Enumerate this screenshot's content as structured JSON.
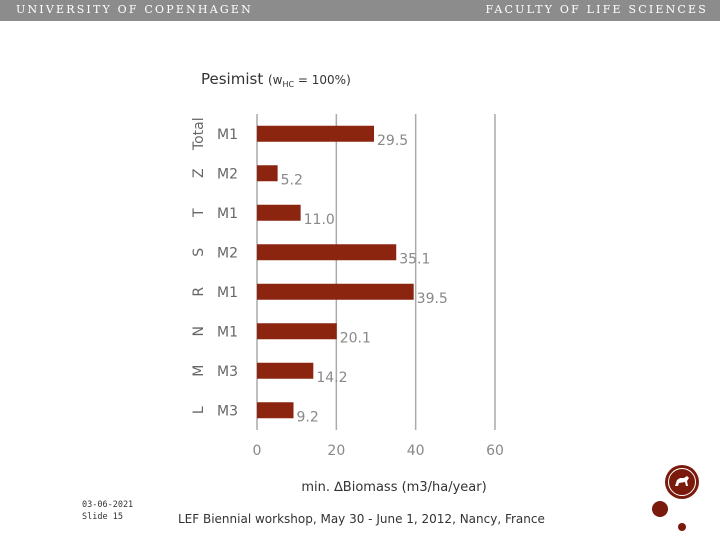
{
  "header": {
    "left": "UNIVERSITY OF COPENHAGEN",
    "right": "FACULTY OF LIFE SCIENCES"
  },
  "footer": {
    "date": "03-06-2021",
    "slide": "Slide 15",
    "event": "LEF Biennial workshop, May 30 - June 1, 2012, Nancy, France"
  },
  "colors": {
    "bar": "#8b2510",
    "grid": "#aaaaaa",
    "accent": "#7a1a0d"
  },
  "chart_data": {
    "type": "bar",
    "orientation": "horizontal",
    "title": "Pesimist",
    "title_formula": {
      "prefix": "(w",
      "subscript": "HC",
      "suffix": " = 100%)"
    },
    "xlabel": "min. ∆Biomass (m3/ha/year)",
    "xlim": [
      0,
      60
    ],
    "xticks": [
      0,
      20,
      40,
      60
    ],
    "grid": true,
    "groups": [
      "Total",
      "Z",
      "T",
      "S",
      "R",
      "N",
      "M",
      "L"
    ],
    "categories": [
      "M1",
      "M2",
      "M1",
      "M2",
      "M1",
      "M1",
      "M3",
      "M3"
    ],
    "values": [
      29.5,
      5.2,
      11.0,
      35.1,
      39.5,
      20.1,
      14.2,
      9.2
    ],
    "value_labels": [
      "29.5",
      "5.2",
      "11.0",
      "35.1",
      "39.5",
      "20.1",
      "14.2",
      "9.2"
    ]
  }
}
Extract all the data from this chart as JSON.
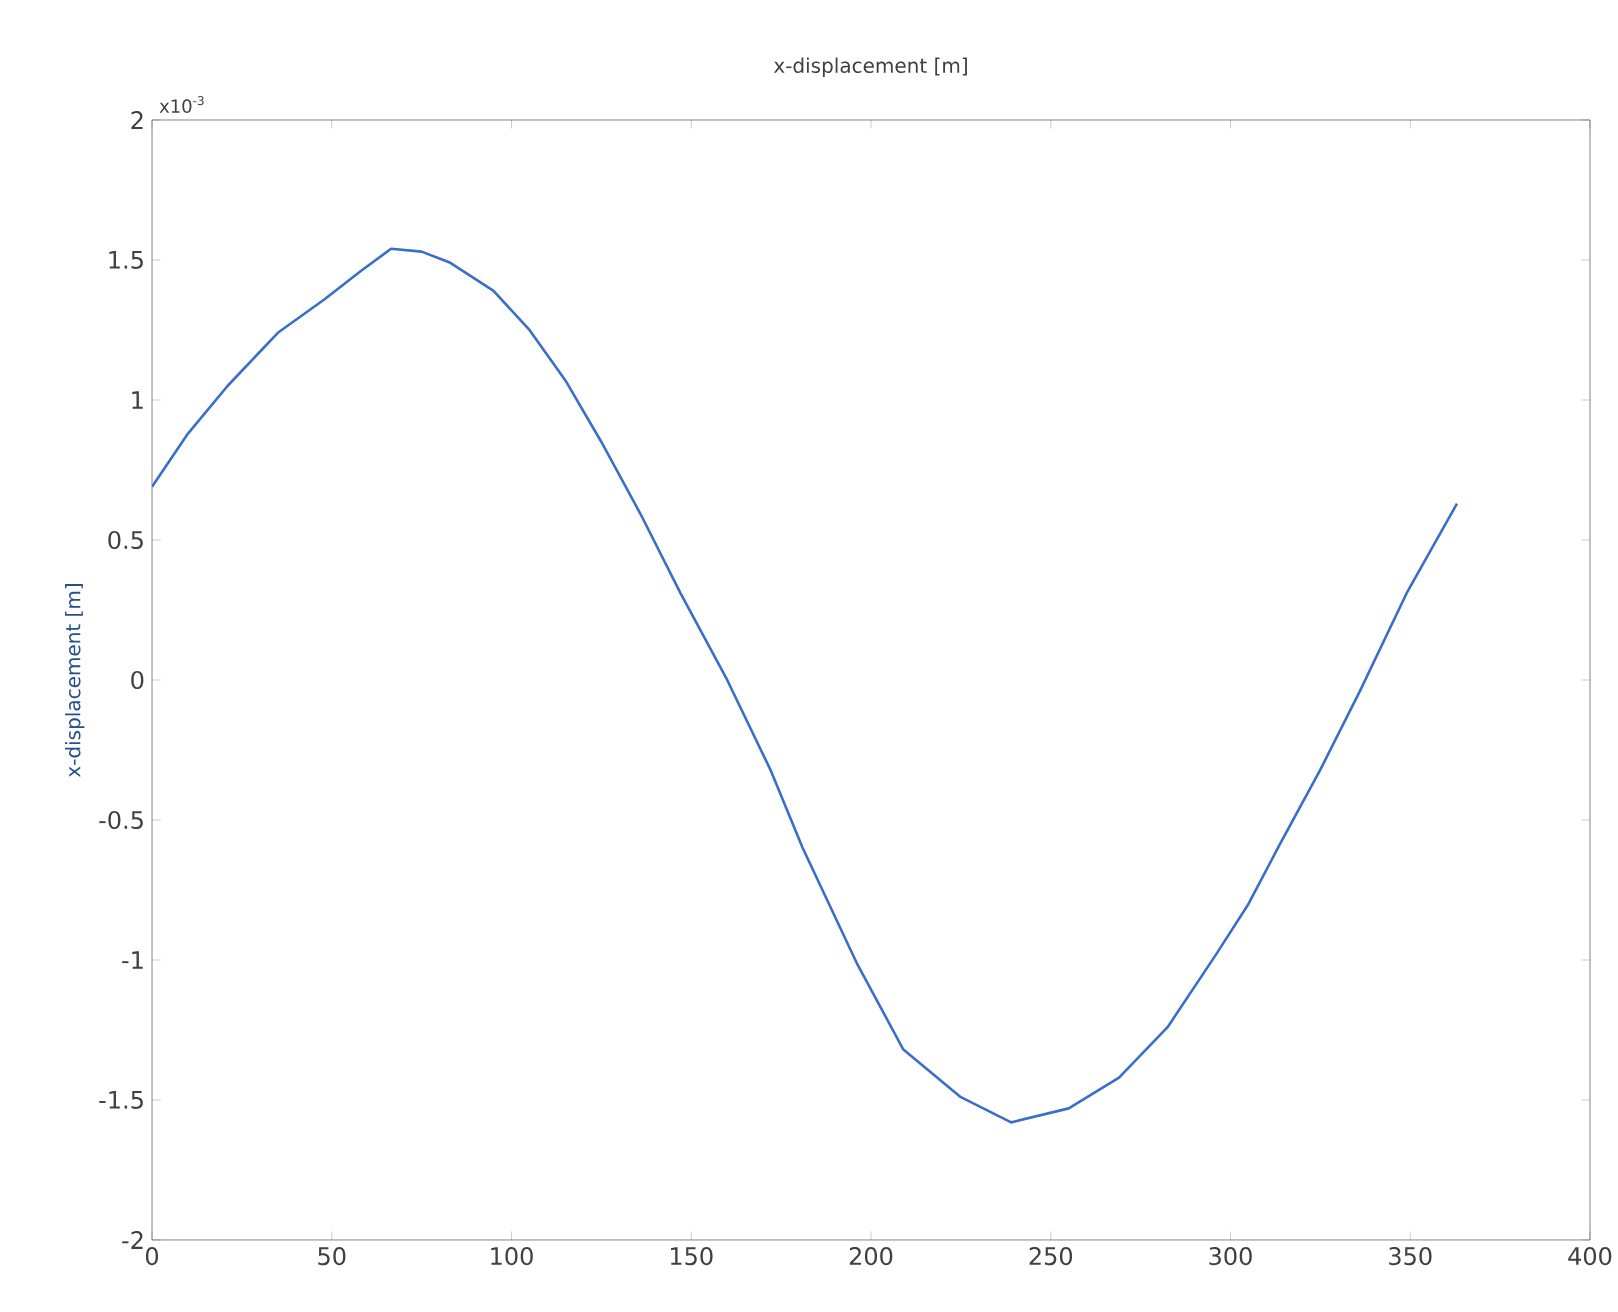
{
  "chart_data": {
    "type": "line",
    "title": "x-displacement [m]",
    "ylabel": "x-displacement [m]",
    "annotations": [
      "x10$^{-3}$"
    ],
    "x": [
      0,
      10,
      21,
      35,
      48,
      58,
      66.5,
      75,
      83,
      95,
      105,
      115,
      125,
      136,
      147,
      160,
      172,
      181,
      196,
      209,
      225,
      239,
      255,
      269,
      282.5,
      296,
      305,
      313.6,
      325,
      336,
      349,
      363
    ],
    "values": [
      0.69,
      0.88,
      1.05,
      1.24,
      1.36,
      1.46,
      1.54,
      1.53,
      1.49,
      1.39,
      1.25,
      1.07,
      0.85,
      0.59,
      0.31,
      0.0,
      -0.32,
      -0.6,
      -1.01,
      -1.32,
      -1.49,
      -1.58,
      -1.53,
      -1.42,
      -1.24,
      -0.98,
      -0.8,
      -0.59,
      -0.32,
      -0.04,
      0.31,
      0.63
    ],
    "color": "#3a6fc9",
    "xlim": [
      0,
      400
    ],
    "ylim": [
      -2,
      2
    ],
    "xticks": [
      0,
      50,
      100,
      150,
      200,
      250,
      300,
      350,
      400
    ],
    "yticks": [
      -2,
      -1.5,
      -1,
      -0.5,
      0,
      0.5,
      1,
      1.5,
      2
    ],
    "grid": false,
    "marker": "none",
    "line_style": "solid"
  }
}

- - -

Repeat the full listing above exactly, with no pictures in the copy.

_WRITTEN RESPONSE_
Enumerate this screenshot's content as structured JSON.
{
  "header": {
    "left": "UNIVERSITY OF COPENHAGEN",
    "right": "FACULTY OF LIFE SCIENCES"
  },
  "footer": {
    "date": "03-06-2021",
    "slide": "Slide 15",
    "event": "LEF Biennial workshop, May 30 - June 1, 2012, Nancy, France"
  },
  "colors": {
    "bar": "#8b2510",
    "grid": "#aaaaaa",
    "accent": "#7a1a0d"
  },
  "chart_data": {
    "type": "bar",
    "orientation": "horizontal",
    "title": "Pesimist",
    "title_formula": {
      "prefix": "(w",
      "subscript": "HC",
      "suffix": " = 100%)"
    },
    "xlabel": "min. ∆Biomass (m3/ha/year)",
    "xlim": [
      0,
      60
    ],
    "xticks": [
      0,
      20,
      40,
      60
    ],
    "grid": true,
    "groups": [
      "Total",
      "Z",
      "T",
      "S",
      "R",
      "N",
      "M",
      "L"
    ],
    "categories": [
      "M1",
      "M2",
      "M1",
      "M2",
      "M1",
      "M1",
      "M3",
      "M3"
    ],
    "values": [
      29.5,
      5.2,
      11.0,
      35.1,
      39.5,
      20.1,
      14.2,
      9.2
    ],
    "value_labels": [
      "29.5",
      "5.2",
      "11.0",
      "35.1",
      "39.5",
      "20.1",
      "14.2",
      "9.2"
    ]
  }
}
Extract all the data from this chart as JSON.
{
  "chart_data": {
    "type": "line",
    "title": "x-displacement [m]",
    "ylabel": "x-displacement [m]",
    "annotations": [
      "x10$^{-3}$"
    ],
    "x": [
      0,
      10,
      21,
      35,
      48,
      58,
      66.5,
      75,
      83,
      95,
      105,
      115,
      125,
      136,
      147,
      160,
      172,
      181,
      196,
      209,
      225,
      239,
      255,
      269,
      282.5,
      296,
      305,
      313.6,
      325,
      336,
      349,
      363
    ],
    "values": [
      0.69,
      0.88,
      1.05,
      1.24,
      1.36,
      1.46,
      1.54,
      1.53,
      1.49,
      1.39,
      1.25,
      1.07,
      0.85,
      0.59,
      0.31,
      0.0,
      -0.32,
      -0.6,
      -1.01,
      -1.32,
      -1.49,
      -1.58,
      -1.53,
      -1.42,
      -1.24,
      -0.98,
      -0.8,
      -0.59,
      -0.32,
      -0.04,
      0.31,
      0.63
    ],
    "color": "#3a6fc9",
    "xlim": [
      0,
      400
    ],
    "ylim": [
      -2,
      2
    ],
    "xticks": [
      0,
      50,
      100,
      150,
      200,
      250,
      300,
      350,
      400
    ],
    "yticks": [
      -2,
      -1.5,
      -1,
      -0.5,
      0,
      0.5,
      1,
      1.5,
      2
    ],
    "grid": false,
    "marker": "none",
    "line_style": "solid"
  }
}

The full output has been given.